#### EXERCISE DESCRIPTION
Repeat the listing in full, exactly as it stands.

#### SUPPLIED DATA
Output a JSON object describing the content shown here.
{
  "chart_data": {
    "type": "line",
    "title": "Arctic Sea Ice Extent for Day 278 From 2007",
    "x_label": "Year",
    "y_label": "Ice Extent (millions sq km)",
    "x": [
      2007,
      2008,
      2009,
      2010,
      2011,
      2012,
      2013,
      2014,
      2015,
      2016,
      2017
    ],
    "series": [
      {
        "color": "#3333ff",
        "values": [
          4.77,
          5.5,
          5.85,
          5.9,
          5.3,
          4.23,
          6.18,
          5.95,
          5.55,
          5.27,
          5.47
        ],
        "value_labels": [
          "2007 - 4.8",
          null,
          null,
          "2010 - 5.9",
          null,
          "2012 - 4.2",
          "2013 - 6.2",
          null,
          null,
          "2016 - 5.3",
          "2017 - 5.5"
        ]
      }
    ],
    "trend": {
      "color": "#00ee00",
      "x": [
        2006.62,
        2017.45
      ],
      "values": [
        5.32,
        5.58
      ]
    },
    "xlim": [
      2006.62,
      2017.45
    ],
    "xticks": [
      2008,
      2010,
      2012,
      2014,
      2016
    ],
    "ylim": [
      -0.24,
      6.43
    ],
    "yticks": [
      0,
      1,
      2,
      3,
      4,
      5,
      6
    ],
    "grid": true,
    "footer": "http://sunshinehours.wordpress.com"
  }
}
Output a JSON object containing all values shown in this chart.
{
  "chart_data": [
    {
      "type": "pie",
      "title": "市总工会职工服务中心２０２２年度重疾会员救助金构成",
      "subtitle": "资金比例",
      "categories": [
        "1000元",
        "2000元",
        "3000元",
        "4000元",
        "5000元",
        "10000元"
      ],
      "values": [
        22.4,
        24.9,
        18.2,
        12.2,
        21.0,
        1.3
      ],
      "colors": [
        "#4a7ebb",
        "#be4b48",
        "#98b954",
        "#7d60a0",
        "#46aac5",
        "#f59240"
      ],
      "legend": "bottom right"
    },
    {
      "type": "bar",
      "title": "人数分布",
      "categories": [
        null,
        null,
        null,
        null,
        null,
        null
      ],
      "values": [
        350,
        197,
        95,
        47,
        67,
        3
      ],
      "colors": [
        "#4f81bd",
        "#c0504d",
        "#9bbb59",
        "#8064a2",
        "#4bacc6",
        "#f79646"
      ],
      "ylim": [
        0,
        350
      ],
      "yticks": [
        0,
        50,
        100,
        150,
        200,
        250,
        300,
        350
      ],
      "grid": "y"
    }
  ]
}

#### EXPECTED ANSWER
Output a JSON object describing the content shown here.
{
  "chart_data": {
    "type": "line",
    "title": "Arctic Sea Ice Extent for Day 278 From 2007",
    "x_label": "Year",
    "y_label": "Ice Extent (millions sq km)",
    "x": [
      2007,
      2008,
      2009,
      2010,
      2011,
      2012,
      2013,
      2014,
      2015,
      2016,
      2017
    ],
    "series": [
      {
        "color": "#3333ff",
        "values": [
          4.77,
          5.5,
          5.85,
          5.9,
          5.3,
          4.23,
          6.18,
          5.95,
          5.55,
          5.27,
          5.47
        ],
        "value_labels": [
          "2007 - 4.8",
          null,
          null,
          "2010 - 5.9",
          null,
          "2012 - 4.2",
          "2013 - 6.2",
          null,
          null,
          "2016 - 5.3",
          "2017 - 5.5"
        ]
      }
    ],
    "trend": {
      "color": "#00ee00",
      "x": [
        2006.62,
        2017.45
      ],
      "values": [
        5.32,
        5.58
      ]
    },
    "xlim": [
      2006.62,
      2017.45
    ],
    "xticks": [
      2008,
      2010,
      2012,
      2014,
      2016
    ],
    "ylim": [
      -0.24,
      6.43
    ],
    "yticks": [
      0,
      1,
      2,
      3,
      4,
      5,
      6
    ],
    "grid": true,
    "footer": "http://sunshinehours.wordpress.com"
  }
}
Output a JSON object containing all values shown in this chart.
{
  "chart_data": [
    {
      "type": "pie",
      "title": "市总工会职工服务中心２０２２年度重疾会员救助金构成",
      "subtitle": "资金比例",
      "categories": [
        "1000元",
        "2000元",
        "3000元",
        "4000元",
        "5000元",
        "10000元"
      ],
      "values": [
        22.4,
        24.9,
        18.2,
        12.2,
        21.0,
        1.3
      ],
      "colors": [
        "#4a7ebb",
        "#be4b48",
        "#98b954",
        "#7d60a0",
        "#46aac5",
        "#f59240"
      ],
      "legend": "bottom right"
    },
    {
      "type": "bar",
      "title": "人数分布",
      "categories": [
        null,
        null,
        null,
        null,
        null,
        null
      ],
      "values": [
        350,
        197,
        95,
        47,
        67,
        3
      ],
      "colors": [
        "#4f81bd",
        "#c0504d",
        "#9bbb59",
        "#8064a2",
        "#4bacc6",
        "#f79646"
      ],
      "ylim": [
        0,
        350
      ],
      "yticks": [
        0,
        50,
        100,
        150,
        200,
        250,
        300,
        350
      ],
      "grid": "y"
    }
  ]
}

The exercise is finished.